**Listed entries**
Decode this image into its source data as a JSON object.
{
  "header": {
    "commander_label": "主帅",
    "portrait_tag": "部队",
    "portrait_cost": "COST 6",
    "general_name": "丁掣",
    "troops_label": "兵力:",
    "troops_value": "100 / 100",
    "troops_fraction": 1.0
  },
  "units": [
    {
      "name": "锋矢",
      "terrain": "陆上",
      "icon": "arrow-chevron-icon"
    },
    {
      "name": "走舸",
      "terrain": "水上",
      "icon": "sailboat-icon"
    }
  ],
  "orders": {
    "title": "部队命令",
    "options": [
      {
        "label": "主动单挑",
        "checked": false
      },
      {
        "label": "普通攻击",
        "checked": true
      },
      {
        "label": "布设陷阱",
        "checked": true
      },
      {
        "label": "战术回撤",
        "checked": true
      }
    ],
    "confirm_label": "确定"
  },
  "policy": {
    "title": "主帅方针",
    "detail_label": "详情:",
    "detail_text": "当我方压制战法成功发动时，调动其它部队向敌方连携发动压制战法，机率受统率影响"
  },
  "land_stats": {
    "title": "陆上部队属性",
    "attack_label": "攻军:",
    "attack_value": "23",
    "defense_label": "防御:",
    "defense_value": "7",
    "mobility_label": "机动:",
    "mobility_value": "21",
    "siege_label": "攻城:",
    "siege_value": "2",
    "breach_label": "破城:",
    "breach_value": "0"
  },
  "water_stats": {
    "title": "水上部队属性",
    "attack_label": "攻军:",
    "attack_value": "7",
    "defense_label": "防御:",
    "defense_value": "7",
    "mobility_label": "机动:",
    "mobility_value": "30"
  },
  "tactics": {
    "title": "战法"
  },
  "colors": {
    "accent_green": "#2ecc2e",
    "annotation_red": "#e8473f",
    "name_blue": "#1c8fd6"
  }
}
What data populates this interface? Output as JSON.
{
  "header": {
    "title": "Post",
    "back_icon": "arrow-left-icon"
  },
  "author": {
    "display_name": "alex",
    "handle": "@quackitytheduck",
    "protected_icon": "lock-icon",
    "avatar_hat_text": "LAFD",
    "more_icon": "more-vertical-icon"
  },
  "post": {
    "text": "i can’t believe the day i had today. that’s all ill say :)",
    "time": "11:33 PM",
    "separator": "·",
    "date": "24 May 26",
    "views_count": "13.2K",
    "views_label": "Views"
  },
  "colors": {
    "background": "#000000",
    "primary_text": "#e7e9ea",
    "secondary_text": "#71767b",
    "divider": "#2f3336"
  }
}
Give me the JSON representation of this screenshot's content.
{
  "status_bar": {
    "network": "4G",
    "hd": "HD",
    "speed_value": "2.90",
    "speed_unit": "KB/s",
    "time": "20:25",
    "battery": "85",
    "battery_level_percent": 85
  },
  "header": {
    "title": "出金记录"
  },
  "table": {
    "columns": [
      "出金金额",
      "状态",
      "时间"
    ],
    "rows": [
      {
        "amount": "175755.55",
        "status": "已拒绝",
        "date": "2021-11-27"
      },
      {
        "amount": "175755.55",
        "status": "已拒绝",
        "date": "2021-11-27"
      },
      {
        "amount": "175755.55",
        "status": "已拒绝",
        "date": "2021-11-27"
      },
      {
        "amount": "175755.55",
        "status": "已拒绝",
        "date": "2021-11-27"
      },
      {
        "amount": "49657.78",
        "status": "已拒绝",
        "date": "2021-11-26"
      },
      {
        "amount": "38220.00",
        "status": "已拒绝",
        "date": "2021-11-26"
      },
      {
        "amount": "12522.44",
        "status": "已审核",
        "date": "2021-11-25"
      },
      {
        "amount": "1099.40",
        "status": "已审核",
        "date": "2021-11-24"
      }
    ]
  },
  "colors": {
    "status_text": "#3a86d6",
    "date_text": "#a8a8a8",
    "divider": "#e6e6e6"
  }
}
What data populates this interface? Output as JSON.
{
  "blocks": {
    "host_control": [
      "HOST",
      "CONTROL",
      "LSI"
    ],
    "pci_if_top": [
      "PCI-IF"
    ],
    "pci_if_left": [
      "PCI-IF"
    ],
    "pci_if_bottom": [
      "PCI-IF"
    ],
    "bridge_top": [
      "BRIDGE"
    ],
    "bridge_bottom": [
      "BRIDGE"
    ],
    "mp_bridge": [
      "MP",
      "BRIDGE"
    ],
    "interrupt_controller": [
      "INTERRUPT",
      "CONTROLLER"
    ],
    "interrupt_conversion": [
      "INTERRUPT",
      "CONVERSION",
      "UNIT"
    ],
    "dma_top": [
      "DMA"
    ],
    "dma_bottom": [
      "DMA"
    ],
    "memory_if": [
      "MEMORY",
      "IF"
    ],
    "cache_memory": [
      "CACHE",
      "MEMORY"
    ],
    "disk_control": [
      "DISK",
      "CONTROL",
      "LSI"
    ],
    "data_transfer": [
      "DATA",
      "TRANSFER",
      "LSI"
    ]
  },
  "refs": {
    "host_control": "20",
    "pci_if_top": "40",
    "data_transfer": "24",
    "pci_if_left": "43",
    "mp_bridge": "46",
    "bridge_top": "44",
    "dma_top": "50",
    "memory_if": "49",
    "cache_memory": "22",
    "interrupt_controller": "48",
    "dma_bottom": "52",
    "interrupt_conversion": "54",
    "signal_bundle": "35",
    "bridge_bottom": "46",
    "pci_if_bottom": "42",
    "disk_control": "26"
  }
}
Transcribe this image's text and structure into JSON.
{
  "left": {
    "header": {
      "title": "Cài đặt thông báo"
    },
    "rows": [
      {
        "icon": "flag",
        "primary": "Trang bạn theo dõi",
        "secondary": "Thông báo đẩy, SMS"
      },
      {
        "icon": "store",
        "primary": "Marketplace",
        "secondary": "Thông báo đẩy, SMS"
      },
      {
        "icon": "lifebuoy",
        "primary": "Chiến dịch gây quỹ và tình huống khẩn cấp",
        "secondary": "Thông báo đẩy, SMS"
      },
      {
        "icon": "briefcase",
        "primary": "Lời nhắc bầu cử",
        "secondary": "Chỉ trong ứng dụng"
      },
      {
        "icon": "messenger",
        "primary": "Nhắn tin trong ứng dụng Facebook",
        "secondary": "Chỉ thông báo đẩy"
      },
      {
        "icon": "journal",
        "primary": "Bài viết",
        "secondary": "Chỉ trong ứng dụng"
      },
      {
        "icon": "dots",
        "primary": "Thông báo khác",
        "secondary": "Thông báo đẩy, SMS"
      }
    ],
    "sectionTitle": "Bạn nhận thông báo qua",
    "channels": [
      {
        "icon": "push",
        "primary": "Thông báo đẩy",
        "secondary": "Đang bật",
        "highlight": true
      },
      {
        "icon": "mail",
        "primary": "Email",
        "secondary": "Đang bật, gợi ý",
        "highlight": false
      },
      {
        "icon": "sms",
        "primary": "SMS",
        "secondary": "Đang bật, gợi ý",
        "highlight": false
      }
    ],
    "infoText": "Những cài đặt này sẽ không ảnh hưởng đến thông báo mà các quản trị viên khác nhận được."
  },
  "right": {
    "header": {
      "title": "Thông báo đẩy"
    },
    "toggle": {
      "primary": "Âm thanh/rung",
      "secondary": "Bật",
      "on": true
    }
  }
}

**Aim**
Transcribe every entry exactly, omitting nothing.

**Worked answer**
Decode this image into its source data as a JSON object.
{
  "header": {
    "commander_label": "主帅",
    "portrait_tag": "部队",
    "portrait_cost": "COST 6",
    "general_name": "丁掣",
    "troops_label": "兵力:",
    "troops_value": "100 / 100",
    "troops_fraction": 1.0
  },
  "units": [
    {
      "name": "锋矢",
      "terrain": "陆上",
      "icon": "arrow-chevron-icon"
    },
    {
      "name": "走舸",
      "terrain": "水上",
      "icon": "sailboat-icon"
    }
  ],
  "orders": {
    "title": "部队命令",
    "options": [
      {
        "label": "主动单挑",
        "checked": false
      },
      {
        "label": "普通攻击",
        "checked": true
      },
      {
        "label": "布设陷阱",
        "checked": true
      },
      {
        "label": "战术回撤",
        "checked": true
      }
    ],
    "confirm_label": "确定"
  },
  "policy": {
    "title": "主帅方针",
    "detail_label": "详情:",
    "detail_text": "当我方压制战法成功发动时，调动其它部队向敌方连携发动压制战法，机率受统率影响"
  },
  "land_stats": {
    "title": "陆上部队属性",
    "attack_label": "攻军:",
    "attack_value": "23",
    "defense_label": "防御:",
    "defense_value": "7",
    "mobility_label": "机动:",
    "mobility_value": "21",
    "siege_label": "攻城:",
    "siege_value": "2",
    "breach_label": "破城:",
    "breach_value": "0"
  },
  "water_stats": {
    "title": "水上部队属性",
    "attack_label": "攻军:",
    "attack_value": "7",
    "defense_label": "防御:",
    "defense_value": "7",
    "mobility_label": "机动:",
    "mobility_value": "30"
  },
  "tactics": {
    "title": "战法"
  },
  "colors": {
    "accent_green": "#2ecc2e",
    "annotation_red": "#e8473f",
    "name_blue": "#1c8fd6"
  }
}
What data populates this interface? Output as JSON.
{
  "header": {
    "title": "Post",
    "back_icon": "arrow-left-icon"
  },
  "author": {
    "display_name": "alex",
    "handle": "@quackitytheduck",
    "protected_icon": "lock-icon",
    "avatar_hat_text": "LAFD",
    "more_icon": "more-vertical-icon"
  },
  "post": {
    "text": "i can’t believe the day i had today. that’s all ill say :)",
    "time": "11:33 PM",
    "separator": "·",
    "date": "24 May 26",
    "views_count": "13.2K",
    "views_label": "Views"
  },
  "colors": {
    "background": "#000000",
    "primary_text": "#e7e9ea",
    "secondary_text": "#71767b",
    "divider": "#2f3336"
  }
}
Give me the JSON representation of this screenshot's content.
{
  "status_bar": {
    "network": "4G",
    "hd": "HD",
    "speed_value": "2.90",
    "speed_unit": "KB/s",
    "time": "20:25",
    "battery": "85",
    "battery_level_percent": 85
  },
  "header": {
    "title": "出金记录"
  },
  "table": {
    "columns": [
      "出金金额",
      "状态",
      "时间"
    ],
    "rows": [
      {
        "amount": "175755.55",
        "status": "已拒绝",
        "date": "2021-11-27"
      },
      {
        "amount": "175755.55",
        "status": "已拒绝",
        "date": "2021-11-27"
      },
      {
        "amount": "175755.55",
        "status": "已拒绝",
        "date": "2021-11-27"
      },
      {
        "amount": "175755.55",
        "status": "已拒绝",
        "date": "2021-11-27"
      },
      {
        "amount": "49657.78",
        "status": "已拒绝",
        "date": "2021-11-26"
      },
      {
        "amount": "38220.00",
        "status": "已拒绝",
        "date": "2021-11-26"
      },
      {
        "amount": "12522.44",
        "status": "已审核",
        "date": "2021-11-25"
      },
      {
        "amount": "1099.40",
        "status": "已审核",
        "date": "2021-11-24"
      }
    ]
  },
  "colors": {
    "status_text": "#3a86d6",
    "date_text": "#a8a8a8",
    "divider": "#e6e6e6"
  }
}
What data populates this interface? Output as JSON.
{
  "blocks": {
    "host_control": [
      "HOST",
      "CONTROL",
      "LSI"
    ],
    "pci_if_top": [
      "PCI-IF"
    ],
    "pci_if_left": [
      "PCI-IF"
    ],
    "pci_if_bottom": [
      "PCI-IF"
    ],
    "bridge_top": [
      "BRIDGE"
    ],
    "bridge_bottom": [
      "BRIDGE"
    ],
    "mp_bridge": [
      "MP",
      "BRIDGE"
    ],
    "interrupt_controller": [
      "INTERRUPT",
      "CONTROLLER"
    ],
    "interrupt_conversion": [
      "INTERRUPT",
      "CONVERSION",
      "UNIT"
    ],
    "dma_top": [
      "DMA"
    ],
    "dma_bottom": [
      "DMA"
    ],
    "memory_if": [
      "MEMORY",
      "IF"
    ],
    "cache_memory": [
      "CACHE",
      "MEMORY"
    ],
    "disk_control": [
      "DISK",
      "CONTROL",
      "LSI"
    ],
    "data_transfer": [
      "DATA",
      "TRANSFER",
      "LSI"
    ]
  },
  "refs": {
    "host_control": "20",
    "pci_if_top": "40",
    "data_transfer": "24",
    "pci_if_left": "43",
    "mp_bridge": "46",
    "bridge_top": "44",
    "dma_top": "50",
    "memory_if": "49",
    "cache_memory": "22",
    "interrupt_controller": "48",
    "dma_bottom": "52",
    "interrupt_conversion": "54",
    "signal_bundle": "35",
    "bridge_bottom": "46",
    "pci_if_bottom": "42",
    "disk_control": "26"
  }
}
Transcribe this image's text and structure into JSON.
{
  "left": {
    "header": {
      "title": "Cài đặt thông báo"
    },
    "rows": [
      {
        "icon": "flag",
        "primary": "Trang bạn theo dõi",
        "secondary": "Thông báo đẩy, SMS"
      },
      {
        "icon": "store",
        "primary": "Marketplace",
        "secondary": "Thông báo đẩy, SMS"
      },
      {
        "icon": "lifebuoy",
        "primary": "Chiến dịch gây quỹ và tình huống khẩn cấp",
        "secondary": "Thông báo đẩy, SMS"
      },
      {
        "icon": "briefcase",
        "primary": "Lời nhắc bầu cử",
        "secondary": "Chỉ trong ứng dụng"
      },
      {
        "icon": "messenger",
        "primary": "Nhắn tin trong ứng dụng Facebook",
        "secondary": "Chỉ thông báo đẩy"
      },
      {
        "icon": "journal",
        "primary": "Bài viết",
        "secondary": "Chỉ trong ứng dụng"
      },
      {
        "icon": "dots",
        "primary": "Thông báo khác",
        "secondary": "Thông báo đẩy, SMS"
      }
    ],
    "sectionTitle": "Bạn nhận thông báo qua",
    "channels": [
      {
        "icon": "push",
        "primary": "Thông báo đẩy",
        "secondary": "Đang bật",
        "highlight": true
      },
      {
        "icon": "mail",
        "primary": "Email",
        "secondary": "Đang bật, gợi ý",
        "highlight": false
      },
      {
        "icon": "sms",
        "primary": "SMS",
        "secondary": "Đang bật, gợi ý",
        "highlight": false
      }
    ],
    "infoText": "Những cài đặt này sẽ không ảnh hưởng đến thông báo mà các quản trị viên khác nhận được."
  },
  "right": {
    "header": {
      "title": "Thông báo đẩy"
    },
    "toggle": {
      "primary": "Âm thanh/rung",
      "secondary": "Bật",
      "on": true
    }
  }
}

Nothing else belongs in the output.